Reproduce all the entries exactly and keep the pictures out.

— begin Listed entries —

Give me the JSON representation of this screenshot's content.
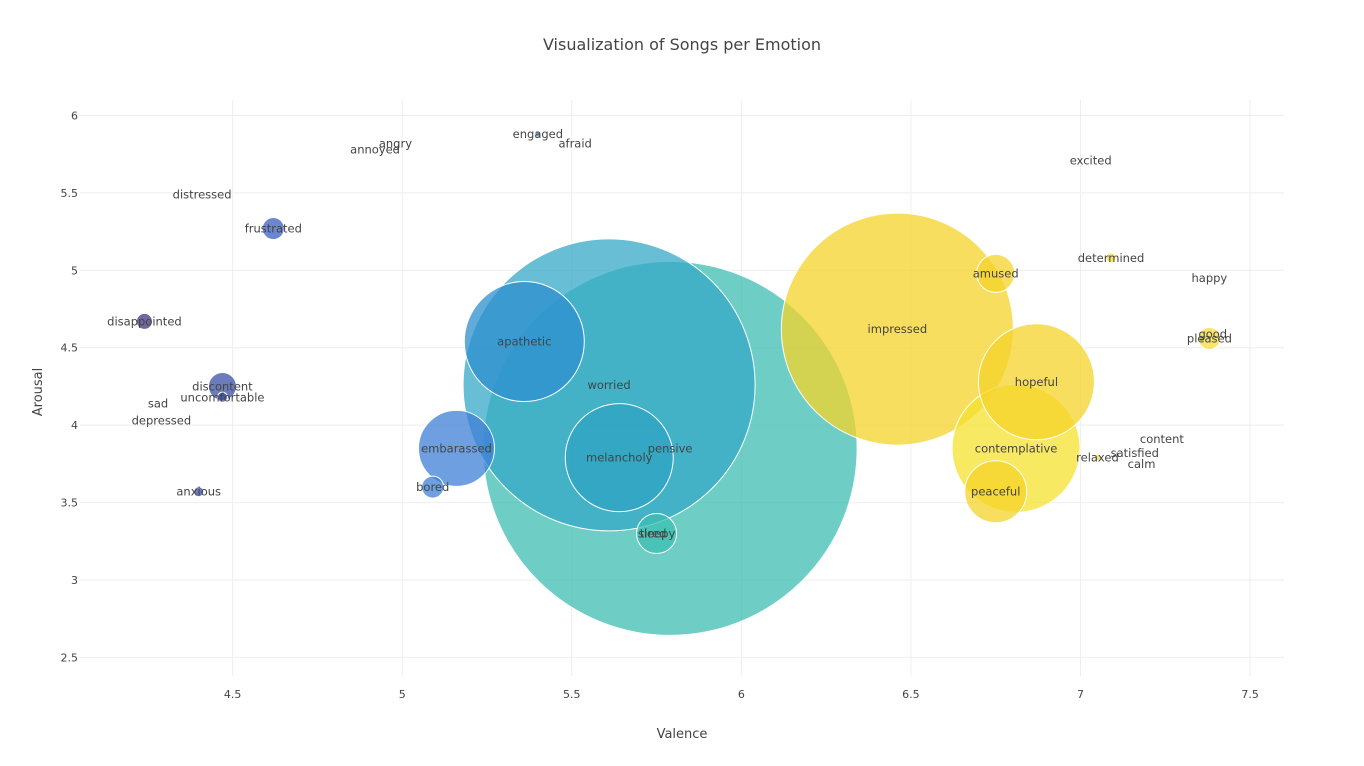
{
  "chart_data": {
    "type": "scatter",
    "title": "Visualization of Songs per Emotion",
    "xlabel": "Valence",
    "ylabel": "Arousal",
    "xlim": [
      4.05,
      7.6
    ],
    "ylim": [
      2.38,
      6.1
    ],
    "xticks": [
      4.5,
      5,
      5.5,
      6,
      6.5,
      7,
      7.5
    ],
    "yticks": [
      2.5,
      3,
      3.5,
      4,
      4.5,
      5,
      5.5,
      6
    ],
    "tick_labels_x": [
      "4.5",
      "5",
      "5.5",
      "6",
      "6.5",
      "7",
      "7.5"
    ],
    "tick_labels_y": [
      "2.5",
      "3",
      "3.5",
      "4",
      "4.5",
      "5",
      "5.5",
      "6"
    ],
    "grid": true,
    "legend": "none",
    "bubble_size_note": "relative song count",
    "points": [
      {
        "label": "angry",
        "x": 4.98,
        "y": 5.82,
        "size": 0,
        "color": "#46337e"
      },
      {
        "label": "annoyed",
        "x": 4.92,
        "y": 5.78,
        "size": 0,
        "color": "#46337e"
      },
      {
        "label": "engaged",
        "x": 5.4,
        "y": 5.88,
        "size": 3,
        "color": "#3b8bc2"
      },
      {
        "label": "afraid",
        "x": 5.51,
        "y": 5.82,
        "size": 0,
        "color": "#3b8bc2"
      },
      {
        "label": "excited",
        "x": 7.03,
        "y": 5.71,
        "size": 0,
        "color": "#f5dc3a"
      },
      {
        "label": "distressed",
        "x": 4.41,
        "y": 5.49,
        "size": 0,
        "color": "#46337e"
      },
      {
        "label": "frustrated",
        "x": 4.62,
        "y": 5.27,
        "size": 11,
        "color": "#3c5ec0"
      },
      {
        "label": "determined",
        "x": 7.09,
        "y": 5.08,
        "size": 5,
        "color": "#f5dc3a"
      },
      {
        "label": "happy",
        "x": 7.38,
        "y": 4.95,
        "size": 0,
        "color": "#f5dc3a"
      },
      {
        "label": "amused",
        "x": 6.75,
        "y": 4.98,
        "size": 19,
        "color": "#f5d32a"
      },
      {
        "label": "disappointed",
        "x": 4.24,
        "y": 4.67,
        "size": 8,
        "color": "#46337e"
      },
      {
        "label": "impressed",
        "x": 6.46,
        "y": 4.62,
        "size": 116,
        "color": "#f5d32a"
      },
      {
        "label": "good",
        "x": 7.39,
        "y": 4.59,
        "size": 0,
        "color": "#f5dc3a"
      },
      {
        "label": "pleased",
        "x": 7.38,
        "y": 4.56,
        "size": 11,
        "color": "#f5dc3a"
      },
      {
        "label": "apathetic",
        "x": 5.36,
        "y": 4.54,
        "size": 60,
        "color": "#2c8fcf"
      },
      {
        "label": "hopeful",
        "x": 6.87,
        "y": 4.28,
        "size": 58,
        "color": "#f5d32a"
      },
      {
        "label": "worried",
        "x": 5.61,
        "y": 4.26,
        "size": 146,
        "color": "#35a8c6"
      },
      {
        "label": "discontent",
        "x": 4.47,
        "y": 4.25,
        "size": 14,
        "color": "#3a4fa6"
      },
      {
        "label": "uncomfortable",
        "x": 4.47,
        "y": 4.18,
        "size": 5,
        "color": "#3a4fa6"
      },
      {
        "label": "sad",
        "x": 4.28,
        "y": 4.14,
        "size": 0,
        "color": "#46337e"
      },
      {
        "label": "depressed",
        "x": 4.29,
        "y": 4.03,
        "size": 0,
        "color": "#46337e"
      },
      {
        "label": "content",
        "x": 7.24,
        "y": 3.91,
        "size": 0,
        "color": "#f5dc3a"
      },
      {
        "label": "embarassed",
        "x": 5.16,
        "y": 3.85,
        "size": 38,
        "color": "#3d7fd6"
      },
      {
        "label": "pensive",
        "x": 5.79,
        "y": 3.85,
        "size": 187,
        "color": "#3dbdb1"
      },
      {
        "label": "contemplative",
        "x": 6.81,
        "y": 3.85,
        "size": 64,
        "color": "#f5e12e"
      },
      {
        "label": "melancholy",
        "x": 5.64,
        "y": 3.79,
        "size": 54,
        "color": "#2ea3c1"
      },
      {
        "label": "relaxed",
        "x": 7.05,
        "y": 3.79,
        "size": 3,
        "color": "#f5dc3a"
      },
      {
        "label": "satisfied",
        "x": 7.16,
        "y": 3.82,
        "size": 0,
        "color": "#f5dc3a"
      },
      {
        "label": "calm",
        "x": 7.18,
        "y": 3.75,
        "size": 0,
        "color": "#f5dc3a"
      },
      {
        "label": "bored",
        "x": 5.09,
        "y": 3.6,
        "size": 11,
        "color": "#3d7fd6"
      },
      {
        "label": "anxious",
        "x": 4.4,
        "y": 3.57,
        "size": 5,
        "color": "#3a4fa6"
      },
      {
        "label": "peaceful",
        "x": 6.75,
        "y": 3.57,
        "size": 31,
        "color": "#f5d32a"
      },
      {
        "label": "tired",
        "x": 5.74,
        "y": 3.3,
        "size": 0,
        "color": "#3dbdb1"
      },
      {
        "label": "sleepy",
        "x": 5.75,
        "y": 3.3,
        "size": 20,
        "color": "#3dbdb1"
      }
    ]
  }
}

— end Listed entries —

**Result of the task:**
Give me the JSON representation of this screenshot's content.
{
  "chart_data": {
    "type": "scatter",
    "title": "Visualization of Songs per Emotion",
    "xlabel": "Valence",
    "ylabel": "Arousal",
    "xlim": [
      4.05,
      7.6
    ],
    "ylim": [
      2.38,
      6.1
    ],
    "xticks": [
      4.5,
      5,
      5.5,
      6,
      6.5,
      7,
      7.5
    ],
    "yticks": [
      2.5,
      3,
      3.5,
      4,
      4.5,
      5,
      5.5,
      6
    ],
    "tick_labels_x": [
      "4.5",
      "5",
      "5.5",
      "6",
      "6.5",
      "7",
      "7.5"
    ],
    "tick_labels_y": [
      "2.5",
      "3",
      "3.5",
      "4",
      "4.5",
      "5",
      "5.5",
      "6"
    ],
    "grid": true,
    "legend": "none",
    "bubble_size_note": "relative song count",
    "points": [
      {
        "label": "angry",
        "x": 4.98,
        "y": 5.82,
        "size": 0,
        "color": "#46337e"
      },
      {
        "label": "annoyed",
        "x": 4.92,
        "y": 5.78,
        "size": 0,
        "color": "#46337e"
      },
      {
        "label": "engaged",
        "x": 5.4,
        "y": 5.88,
        "size": 3,
        "color": "#3b8bc2"
      },
      {
        "label": "afraid",
        "x": 5.51,
        "y": 5.82,
        "size": 0,
        "color": "#3b8bc2"
      },
      {
        "label": "excited",
        "x": 7.03,
        "y": 5.71,
        "size": 0,
        "color": "#f5dc3a"
      },
      {
        "label": "distressed",
        "x": 4.41,
        "y": 5.49,
        "size": 0,
        "color": "#46337e"
      },
      {
        "label": "frustrated",
        "x": 4.62,
        "y": 5.27,
        "size": 11,
        "color": "#3c5ec0"
      },
      {
        "label": "determined",
        "x": 7.09,
        "y": 5.08,
        "size": 5,
        "color": "#f5dc3a"
      },
      {
        "label": "happy",
        "x": 7.38,
        "y": 4.95,
        "size": 0,
        "color": "#f5dc3a"
      },
      {
        "label": "amused",
        "x": 6.75,
        "y": 4.98,
        "size": 19,
        "color": "#f5d32a"
      },
      {
        "label": "disappointed",
        "x": 4.24,
        "y": 4.67,
        "size": 8,
        "color": "#46337e"
      },
      {
        "label": "impressed",
        "x": 6.46,
        "y": 4.62,
        "size": 116,
        "color": "#f5d32a"
      },
      {
        "label": "good",
        "x": 7.39,
        "y": 4.59,
        "size": 0,
        "color": "#f5dc3a"
      },
      {
        "label": "pleased",
        "x": 7.38,
        "y": 4.56,
        "size": 11,
        "color": "#f5dc3a"
      },
      {
        "label": "apathetic",
        "x": 5.36,
        "y": 4.54,
        "size": 60,
        "color": "#2c8fcf"
      },
      {
        "label": "hopeful",
        "x": 6.87,
        "y": 4.28,
        "size": 58,
        "color": "#f5d32a"
      },
      {
        "label": "worried",
        "x": 5.61,
        "y": 4.26,
        "size": 146,
        "color": "#35a8c6"
      },
      {
        "label": "discontent",
        "x": 4.47,
        "y": 4.25,
        "size": 14,
        "color": "#3a4fa6"
      },
      {
        "label": "uncomfortable",
        "x": 4.47,
        "y": 4.18,
        "size": 5,
        "color": "#3a4fa6"
      },
      {
        "label": "sad",
        "x": 4.28,
        "y": 4.14,
        "size": 0,
        "color": "#46337e"
      },
      {
        "label": "depressed",
        "x": 4.29,
        "y": 4.03,
        "size": 0,
        "color": "#46337e"
      },
      {
        "label": "content",
        "x": 7.24,
        "y": 3.91,
        "size": 0,
        "color": "#f5dc3a"
      },
      {
        "label": "embarassed",
        "x": 5.16,
        "y": 3.85,
        "size": 38,
        "color": "#3d7fd6"
      },
      {
        "label": "pensive",
        "x": 5.79,
        "y": 3.85,
        "size": 187,
        "color": "#3dbdb1"
      },
      {
        "label": "contemplative",
        "x": 6.81,
        "y": 3.85,
        "size": 64,
        "color": "#f5e12e"
      },
      {
        "label": "melancholy",
        "x": 5.64,
        "y": 3.79,
        "size": 54,
        "color": "#2ea3c1"
      },
      {
        "label": "relaxed",
        "x": 7.05,
        "y": 3.79,
        "size": 3,
        "color": "#f5dc3a"
      },
      {
        "label": "satisfied",
        "x": 7.16,
        "y": 3.82,
        "size": 0,
        "color": "#f5dc3a"
      },
      {
        "label": "calm",
        "x": 7.18,
        "y": 3.75,
        "size": 0,
        "color": "#f5dc3a"
      },
      {
        "label": "bored",
        "x": 5.09,
        "y": 3.6,
        "size": 11,
        "color": "#3d7fd6"
      },
      {
        "label": "anxious",
        "x": 4.4,
        "y": 3.57,
        "size": 5,
        "color": "#3a4fa6"
      },
      {
        "label": "peaceful",
        "x": 6.75,
        "y": 3.57,
        "size": 31,
        "color": "#f5d32a"
      },
      {
        "label": "tired",
        "x": 5.74,
        "y": 3.3,
        "size": 0,
        "color": "#3dbdb1"
      },
      {
        "label": "sleepy",
        "x": 5.75,
        "y": 3.3,
        "size": 20,
        "color": "#3dbdb1"
      }
    ]
  }
}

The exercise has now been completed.